### EXERCISE OBJECTIVE
In the entries, find all lines that hold the word "Reset" and copy them.

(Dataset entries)
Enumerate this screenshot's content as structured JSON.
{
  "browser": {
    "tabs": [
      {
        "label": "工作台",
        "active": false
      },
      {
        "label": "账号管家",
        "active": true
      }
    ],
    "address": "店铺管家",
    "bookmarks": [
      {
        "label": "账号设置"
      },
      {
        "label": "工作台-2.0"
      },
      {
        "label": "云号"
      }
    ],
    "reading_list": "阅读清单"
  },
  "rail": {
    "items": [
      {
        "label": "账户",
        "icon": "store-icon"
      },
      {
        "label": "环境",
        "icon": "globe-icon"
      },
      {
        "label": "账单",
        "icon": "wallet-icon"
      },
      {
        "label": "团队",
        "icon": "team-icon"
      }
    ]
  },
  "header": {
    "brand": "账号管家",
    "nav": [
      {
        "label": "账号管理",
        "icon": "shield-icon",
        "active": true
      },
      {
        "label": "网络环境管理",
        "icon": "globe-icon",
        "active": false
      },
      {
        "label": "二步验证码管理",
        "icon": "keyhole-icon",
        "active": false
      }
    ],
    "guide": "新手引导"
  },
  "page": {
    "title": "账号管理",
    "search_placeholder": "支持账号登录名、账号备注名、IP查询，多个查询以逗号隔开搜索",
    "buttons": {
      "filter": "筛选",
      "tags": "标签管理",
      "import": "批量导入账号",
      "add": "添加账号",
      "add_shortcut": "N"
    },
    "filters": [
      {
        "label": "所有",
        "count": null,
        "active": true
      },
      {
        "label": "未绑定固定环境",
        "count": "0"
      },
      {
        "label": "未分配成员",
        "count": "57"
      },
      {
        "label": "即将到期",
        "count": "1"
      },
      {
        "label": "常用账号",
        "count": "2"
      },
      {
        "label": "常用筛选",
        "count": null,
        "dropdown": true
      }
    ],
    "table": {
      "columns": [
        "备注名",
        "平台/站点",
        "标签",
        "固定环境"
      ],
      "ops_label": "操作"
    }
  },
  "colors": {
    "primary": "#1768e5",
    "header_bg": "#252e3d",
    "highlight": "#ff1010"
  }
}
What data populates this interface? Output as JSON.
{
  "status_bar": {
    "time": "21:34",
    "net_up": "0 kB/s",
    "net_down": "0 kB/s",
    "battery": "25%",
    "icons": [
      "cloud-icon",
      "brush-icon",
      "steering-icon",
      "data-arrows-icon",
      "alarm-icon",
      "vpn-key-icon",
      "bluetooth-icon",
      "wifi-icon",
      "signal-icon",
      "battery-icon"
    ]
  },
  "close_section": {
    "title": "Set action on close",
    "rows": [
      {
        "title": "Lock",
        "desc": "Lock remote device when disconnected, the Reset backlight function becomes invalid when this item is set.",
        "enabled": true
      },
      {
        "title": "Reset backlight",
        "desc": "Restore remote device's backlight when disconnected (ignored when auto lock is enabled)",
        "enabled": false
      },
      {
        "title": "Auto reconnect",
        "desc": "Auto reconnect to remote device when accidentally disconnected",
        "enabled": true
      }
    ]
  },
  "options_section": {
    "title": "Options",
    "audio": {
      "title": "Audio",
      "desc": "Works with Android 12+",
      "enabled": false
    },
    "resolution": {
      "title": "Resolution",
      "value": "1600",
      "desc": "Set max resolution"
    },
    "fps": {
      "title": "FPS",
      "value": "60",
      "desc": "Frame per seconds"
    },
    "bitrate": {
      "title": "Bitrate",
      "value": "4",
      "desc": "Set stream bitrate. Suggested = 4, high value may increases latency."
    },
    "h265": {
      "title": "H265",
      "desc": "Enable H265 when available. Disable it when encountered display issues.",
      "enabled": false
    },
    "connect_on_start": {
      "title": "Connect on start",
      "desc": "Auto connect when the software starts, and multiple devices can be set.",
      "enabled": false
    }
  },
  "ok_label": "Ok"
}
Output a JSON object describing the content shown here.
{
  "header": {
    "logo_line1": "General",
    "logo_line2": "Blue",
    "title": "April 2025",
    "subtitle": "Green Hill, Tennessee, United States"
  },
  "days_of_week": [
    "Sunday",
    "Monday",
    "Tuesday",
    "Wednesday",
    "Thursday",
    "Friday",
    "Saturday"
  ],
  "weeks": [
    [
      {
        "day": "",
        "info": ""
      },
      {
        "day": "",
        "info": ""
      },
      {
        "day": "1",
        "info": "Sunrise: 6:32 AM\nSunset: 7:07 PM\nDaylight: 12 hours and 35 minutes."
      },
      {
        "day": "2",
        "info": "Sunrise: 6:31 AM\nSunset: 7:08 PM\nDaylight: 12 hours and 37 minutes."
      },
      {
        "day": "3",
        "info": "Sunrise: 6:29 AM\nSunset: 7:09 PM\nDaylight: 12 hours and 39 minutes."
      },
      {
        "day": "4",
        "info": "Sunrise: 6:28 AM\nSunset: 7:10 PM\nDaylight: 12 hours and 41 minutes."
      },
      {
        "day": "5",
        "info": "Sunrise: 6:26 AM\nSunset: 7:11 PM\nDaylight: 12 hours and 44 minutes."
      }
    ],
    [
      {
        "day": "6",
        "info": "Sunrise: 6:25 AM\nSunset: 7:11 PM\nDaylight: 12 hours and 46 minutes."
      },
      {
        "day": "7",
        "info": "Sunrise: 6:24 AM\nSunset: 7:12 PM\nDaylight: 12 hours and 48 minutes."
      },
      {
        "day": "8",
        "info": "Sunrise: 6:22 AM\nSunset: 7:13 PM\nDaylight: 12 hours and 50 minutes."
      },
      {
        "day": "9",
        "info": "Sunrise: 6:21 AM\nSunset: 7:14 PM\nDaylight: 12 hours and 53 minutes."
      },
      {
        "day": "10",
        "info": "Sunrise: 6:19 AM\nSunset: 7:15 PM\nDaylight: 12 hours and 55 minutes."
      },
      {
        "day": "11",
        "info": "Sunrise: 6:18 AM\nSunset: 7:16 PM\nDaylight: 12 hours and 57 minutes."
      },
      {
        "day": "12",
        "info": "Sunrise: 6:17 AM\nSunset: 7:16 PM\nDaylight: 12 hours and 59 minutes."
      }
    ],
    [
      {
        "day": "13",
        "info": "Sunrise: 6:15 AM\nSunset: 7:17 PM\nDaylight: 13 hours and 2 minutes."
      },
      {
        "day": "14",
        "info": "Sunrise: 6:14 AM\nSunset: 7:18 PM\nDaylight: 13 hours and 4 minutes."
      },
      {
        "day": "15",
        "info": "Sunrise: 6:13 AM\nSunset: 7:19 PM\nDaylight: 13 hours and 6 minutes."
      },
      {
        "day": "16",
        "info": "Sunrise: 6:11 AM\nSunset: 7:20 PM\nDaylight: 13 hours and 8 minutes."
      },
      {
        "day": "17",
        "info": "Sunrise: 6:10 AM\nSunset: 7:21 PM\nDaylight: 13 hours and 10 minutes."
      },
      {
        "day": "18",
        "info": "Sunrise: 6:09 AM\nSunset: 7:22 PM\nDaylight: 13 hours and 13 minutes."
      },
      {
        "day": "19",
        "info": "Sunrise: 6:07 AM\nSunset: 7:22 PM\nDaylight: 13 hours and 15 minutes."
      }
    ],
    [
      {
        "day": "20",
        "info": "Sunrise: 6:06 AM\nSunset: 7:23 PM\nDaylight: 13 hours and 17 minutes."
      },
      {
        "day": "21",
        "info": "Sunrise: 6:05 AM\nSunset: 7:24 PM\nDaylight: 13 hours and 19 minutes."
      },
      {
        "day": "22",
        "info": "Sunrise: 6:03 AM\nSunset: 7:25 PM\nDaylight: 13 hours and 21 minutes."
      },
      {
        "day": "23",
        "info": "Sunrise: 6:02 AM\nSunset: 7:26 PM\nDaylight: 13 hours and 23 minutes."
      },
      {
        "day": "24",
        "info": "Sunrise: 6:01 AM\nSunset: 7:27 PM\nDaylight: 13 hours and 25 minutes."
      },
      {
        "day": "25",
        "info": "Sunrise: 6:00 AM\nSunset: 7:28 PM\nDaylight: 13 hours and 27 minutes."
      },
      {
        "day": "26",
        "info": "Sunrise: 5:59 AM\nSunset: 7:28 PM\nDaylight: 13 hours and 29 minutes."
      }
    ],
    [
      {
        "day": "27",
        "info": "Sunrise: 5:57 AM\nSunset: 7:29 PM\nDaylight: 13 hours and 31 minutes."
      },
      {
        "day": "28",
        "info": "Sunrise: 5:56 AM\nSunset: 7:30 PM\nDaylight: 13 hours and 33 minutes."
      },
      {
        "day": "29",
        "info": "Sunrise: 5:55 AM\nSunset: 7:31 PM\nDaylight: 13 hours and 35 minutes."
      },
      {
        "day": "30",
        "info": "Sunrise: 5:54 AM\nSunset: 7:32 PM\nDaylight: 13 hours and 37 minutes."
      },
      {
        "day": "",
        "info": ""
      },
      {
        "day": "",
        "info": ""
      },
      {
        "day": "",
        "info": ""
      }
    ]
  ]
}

### SOLUTION TO THIS PROBLEM
        "desc": "Lock remote device when disconnected, the Reset backlight function becomes invalid when this item is set.",
        "title": "Reset backlight",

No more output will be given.